**The exercise**
Retype every line of the records below without altering any character.

**Extracted information**
--- begin ---
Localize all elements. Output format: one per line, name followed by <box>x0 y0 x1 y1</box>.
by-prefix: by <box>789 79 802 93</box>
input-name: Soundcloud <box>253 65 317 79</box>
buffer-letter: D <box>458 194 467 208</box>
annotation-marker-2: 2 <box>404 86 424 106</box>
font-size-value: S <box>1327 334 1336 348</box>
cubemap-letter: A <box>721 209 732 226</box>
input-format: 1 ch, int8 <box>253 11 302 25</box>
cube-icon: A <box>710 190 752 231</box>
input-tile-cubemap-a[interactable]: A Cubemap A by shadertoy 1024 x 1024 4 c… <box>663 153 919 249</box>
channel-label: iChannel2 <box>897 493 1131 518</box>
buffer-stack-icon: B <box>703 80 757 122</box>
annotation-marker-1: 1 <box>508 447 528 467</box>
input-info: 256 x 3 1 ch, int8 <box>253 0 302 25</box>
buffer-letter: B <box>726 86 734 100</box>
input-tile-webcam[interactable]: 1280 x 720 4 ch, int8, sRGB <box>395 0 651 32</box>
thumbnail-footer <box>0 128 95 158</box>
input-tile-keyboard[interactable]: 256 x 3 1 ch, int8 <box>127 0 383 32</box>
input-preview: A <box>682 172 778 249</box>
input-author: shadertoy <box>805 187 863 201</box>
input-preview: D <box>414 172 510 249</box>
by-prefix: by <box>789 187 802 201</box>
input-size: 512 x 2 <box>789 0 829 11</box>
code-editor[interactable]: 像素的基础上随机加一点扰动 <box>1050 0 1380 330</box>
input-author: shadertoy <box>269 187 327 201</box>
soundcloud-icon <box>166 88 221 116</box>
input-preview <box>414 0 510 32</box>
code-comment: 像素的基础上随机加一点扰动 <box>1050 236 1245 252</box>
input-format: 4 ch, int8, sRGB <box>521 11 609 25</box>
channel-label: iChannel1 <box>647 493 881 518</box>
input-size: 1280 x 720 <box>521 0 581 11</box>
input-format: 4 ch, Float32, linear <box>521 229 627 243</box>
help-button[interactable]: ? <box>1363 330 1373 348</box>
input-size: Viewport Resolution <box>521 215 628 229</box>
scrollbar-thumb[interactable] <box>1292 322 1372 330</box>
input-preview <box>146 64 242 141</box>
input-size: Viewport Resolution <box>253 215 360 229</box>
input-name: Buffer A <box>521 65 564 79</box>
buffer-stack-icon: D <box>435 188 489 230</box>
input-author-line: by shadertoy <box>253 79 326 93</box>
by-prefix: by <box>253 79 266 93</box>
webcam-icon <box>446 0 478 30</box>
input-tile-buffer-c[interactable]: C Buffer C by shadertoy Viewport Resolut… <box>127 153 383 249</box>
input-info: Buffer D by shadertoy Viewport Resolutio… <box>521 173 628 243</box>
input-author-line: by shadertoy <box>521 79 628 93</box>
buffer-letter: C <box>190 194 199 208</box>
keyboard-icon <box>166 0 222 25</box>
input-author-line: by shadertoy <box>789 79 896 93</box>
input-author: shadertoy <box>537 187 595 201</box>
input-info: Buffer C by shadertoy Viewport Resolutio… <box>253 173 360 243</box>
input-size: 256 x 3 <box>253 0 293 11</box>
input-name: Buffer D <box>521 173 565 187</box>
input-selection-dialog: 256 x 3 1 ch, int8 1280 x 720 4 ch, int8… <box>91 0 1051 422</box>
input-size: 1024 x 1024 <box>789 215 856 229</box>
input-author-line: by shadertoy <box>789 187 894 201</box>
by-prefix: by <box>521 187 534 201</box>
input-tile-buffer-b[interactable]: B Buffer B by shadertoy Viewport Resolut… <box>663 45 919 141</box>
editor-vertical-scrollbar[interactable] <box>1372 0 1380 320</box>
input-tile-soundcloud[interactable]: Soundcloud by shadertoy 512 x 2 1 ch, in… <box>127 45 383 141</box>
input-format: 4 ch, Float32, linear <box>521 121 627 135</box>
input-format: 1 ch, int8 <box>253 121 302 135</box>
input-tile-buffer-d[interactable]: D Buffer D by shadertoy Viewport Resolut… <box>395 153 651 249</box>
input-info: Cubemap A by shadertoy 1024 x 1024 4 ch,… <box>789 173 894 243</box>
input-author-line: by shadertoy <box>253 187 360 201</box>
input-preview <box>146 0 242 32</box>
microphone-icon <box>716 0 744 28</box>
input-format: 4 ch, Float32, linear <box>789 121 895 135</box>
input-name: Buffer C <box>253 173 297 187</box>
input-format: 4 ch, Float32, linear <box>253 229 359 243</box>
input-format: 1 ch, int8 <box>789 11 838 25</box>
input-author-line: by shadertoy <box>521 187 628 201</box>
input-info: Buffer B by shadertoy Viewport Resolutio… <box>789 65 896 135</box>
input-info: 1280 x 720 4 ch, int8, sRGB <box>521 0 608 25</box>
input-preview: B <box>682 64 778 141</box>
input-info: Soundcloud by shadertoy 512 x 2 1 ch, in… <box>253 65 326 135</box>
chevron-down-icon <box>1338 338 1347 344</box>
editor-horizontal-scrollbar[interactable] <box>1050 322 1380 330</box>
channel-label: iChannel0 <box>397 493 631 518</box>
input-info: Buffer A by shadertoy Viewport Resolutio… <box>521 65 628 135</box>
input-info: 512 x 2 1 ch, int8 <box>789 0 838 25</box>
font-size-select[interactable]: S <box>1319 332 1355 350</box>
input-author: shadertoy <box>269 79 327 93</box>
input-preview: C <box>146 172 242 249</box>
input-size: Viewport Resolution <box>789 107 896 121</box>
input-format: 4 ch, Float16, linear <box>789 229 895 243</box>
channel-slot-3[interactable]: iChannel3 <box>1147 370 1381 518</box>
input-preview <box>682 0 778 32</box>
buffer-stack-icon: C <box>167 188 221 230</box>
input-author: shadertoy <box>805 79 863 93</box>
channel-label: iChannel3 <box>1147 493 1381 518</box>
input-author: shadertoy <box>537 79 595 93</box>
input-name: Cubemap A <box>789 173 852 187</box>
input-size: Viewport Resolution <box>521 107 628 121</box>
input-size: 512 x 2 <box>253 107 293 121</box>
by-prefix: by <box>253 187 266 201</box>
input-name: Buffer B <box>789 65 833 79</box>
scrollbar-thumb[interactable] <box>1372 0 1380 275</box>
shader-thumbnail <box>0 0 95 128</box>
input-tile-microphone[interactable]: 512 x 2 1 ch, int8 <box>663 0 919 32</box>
--- end ---
**Final result**
Localize all elements. Output format: one per line, name followed by <box>x0 y0 x1 y1</box>.
by-prefix: by <box>789 79 802 93</box>
input-name: Soundcloud <box>253 65 317 79</box>
buffer-letter: D <box>458 194 467 208</box>
annotation-marker-2: 2 <box>404 86 424 106</box>
font-size-value: S <box>1327 334 1336 348</box>
cubemap-letter: A <box>721 209 732 226</box>
input-format: 1 ch, int8 <box>253 11 302 25</box>
cube-icon: A <box>710 190 752 231</box>
input-tile-cubemap-a[interactable]: A Cubemap A by shadertoy 1024 x 1024 4 c… <box>663 153 919 249</box>
channel-label: iChannel2 <box>897 493 1131 518</box>
buffer-stack-icon: B <box>703 80 757 122</box>
annotation-marker-1: 1 <box>508 447 528 467</box>
input-info: 256 x 3 1 ch, int8 <box>253 0 302 25</box>
buffer-letter: B <box>726 86 734 100</box>
input-tile-webcam[interactable]: 1280 x 720 4 ch, int8, sRGB <box>395 0 651 32</box>
thumbnail-footer <box>0 128 95 158</box>
input-tile-keyboard[interactable]: 256 x 3 1 ch, int8 <box>127 0 383 32</box>
input-preview: A <box>682 172 778 249</box>
input-author: shadertoy <box>805 187 863 201</box>
input-preview: D <box>414 172 510 249</box>
by-prefix: by <box>789 187 802 201</box>
input-size: 512 x 2 <box>789 0 829 11</box>
code-editor[interactable]: 像素的基础上随机加一点扰动 <box>1050 0 1380 330</box>
input-author: shadertoy <box>269 187 327 201</box>
soundcloud-icon <box>166 88 221 116</box>
input-preview <box>414 0 510 32</box>
code-comment: 像素的基础上随机加一点扰动 <box>1050 236 1245 252</box>
input-format: 4 ch, int8, sRGB <box>521 11 609 25</box>
channel-label: iChannel1 <box>647 493 881 518</box>
input-size: 1280 x 720 <box>521 0 581 11</box>
input-format: 4 ch, Float32, linear <box>521 229 627 243</box>
help-button[interactable]: ? <box>1363 330 1373 348</box>
input-size: Viewport Resolution <box>521 215 628 229</box>
scrollbar-thumb[interactable] <box>1292 322 1372 330</box>
input-preview <box>146 64 242 141</box>
input-size: Viewport Resolution <box>253 215 360 229</box>
input-name: Buffer A <box>521 65 564 79</box>
buffer-stack-icon: D <box>435 188 489 230</box>
input-author-line: by shadertoy <box>253 79 326 93</box>
by-prefix: by <box>253 79 266 93</box>
webcam-icon <box>446 0 478 30</box>
input-tile-buffer-c[interactable]: C Buffer C by shadertoy Viewport Resolut… <box>127 153 383 249</box>
input-info: Buffer D by shadertoy Viewport Resolutio… <box>521 173 628 243</box>
input-author-line: by shadertoy <box>521 79 628 93</box>
buffer-letter: C <box>190 194 199 208</box>
keyboard-icon <box>166 0 222 25</box>
input-author-line: by shadertoy <box>789 79 896 93</box>
input-author: shadertoy <box>537 187 595 201</box>
input-info: Buffer C by shadertoy Viewport Resolutio… <box>253 173 360 243</box>
input-size: 256 x 3 <box>253 0 293 11</box>
input-name: Buffer D <box>521 173 565 187</box>
input-selection-dialog: 256 x 3 1 ch, int8 1280 x 720 4 ch, int8… <box>91 0 1051 422</box>
input-size: 1024 x 1024 <box>789 215 856 229</box>
input-author-line: by shadertoy <box>789 187 894 201</box>
by-prefix: by <box>521 187 534 201</box>
input-tile-buffer-b[interactable]: B Buffer B by shadertoy Viewport Resolut… <box>663 45 919 141</box>
editor-vertical-scrollbar[interactable] <box>1372 0 1380 320</box>
input-tile-soundcloud[interactable]: Soundcloud by shadertoy 512 x 2 1 ch, in… <box>127 45 383 141</box>
input-format: 4 ch, Float32, linear <box>521 121 627 135</box>
input-format: 1 ch, int8 <box>253 121 302 135</box>
input-tile-buffer-d[interactable]: D Buffer D by shadertoy Viewport Resolut… <box>395 153 651 249</box>
input-info: Cubemap A by shadertoy 1024 x 1024 4 ch,… <box>789 173 894 243</box>
input-author-line: by shadertoy <box>253 187 360 201</box>
input-preview <box>146 0 242 32</box>
microphone-icon <box>716 0 744 28</box>
input-format: 4 ch, Float32, linear <box>789 121 895 135</box>
input-name: Buffer C <box>253 173 297 187</box>
input-format: 4 ch, Float32, linear <box>253 229 359 243</box>
input-format: 1 ch, int8 <box>789 11 838 25</box>
input-author-line: by shadertoy <box>521 187 628 201</box>
input-info: Buffer B by shadertoy Viewport Resolutio… <box>789 65 896 135</box>
input-info: 1280 x 720 4 ch, int8, sRGB <box>521 0 608 25</box>
input-preview: B <box>682 64 778 141</box>
input-info: Soundcloud by shadertoy 512 x 2 1 ch, in… <box>253 65 326 135</box>
chevron-down-icon <box>1338 338 1347 344</box>
editor-horizontal-scrollbar[interactable] <box>1050 322 1380 330</box>
channel-label: iChannel0 <box>397 493 631 518</box>
input-info: Buffer A by shadertoy Viewport Resolutio… <box>521 65 628 135</box>
input-info: 512 x 2 1 ch, int8 <box>789 0 838 25</box>
font-size-select[interactable]: S <box>1319 332 1355 350</box>
input-author: shadertoy <box>269 79 327 93</box>
input-preview: C <box>146 172 242 249</box>
input-size: Viewport Resolution <box>789 107 896 121</box>
input-format: 4 ch, Float16, linear <box>789 229 895 243</box>
channel-slot-3[interactable]: iChannel3 <box>1147 370 1381 518</box>
input-preview <box>682 0 778 32</box>
buffer-stack-icon: C <box>167 188 221 230</box>
input-author: shadertoy <box>805 79 863 93</box>
channel-label: iChannel3 <box>1147 493 1381 518</box>
input-author: shadertoy <box>537 79 595 93</box>
input-name: Cubemap A <box>789 173 852 187</box>
input-size: Viewport Resolution <box>521 107 628 121</box>
input-size: 512 x 2 <box>253 107 293 121</box>
by-prefix: by <box>253 187 266 201</box>
input-name: Buffer B <box>789 65 833 79</box>
scrollbar-thumb[interactable] <box>1372 0 1380 275</box>
shader-thumbnail <box>0 0 95 128</box>
input-tile-microphone[interactable]: 512 x 2 1 ch, int8 <box>663 0 919 32</box>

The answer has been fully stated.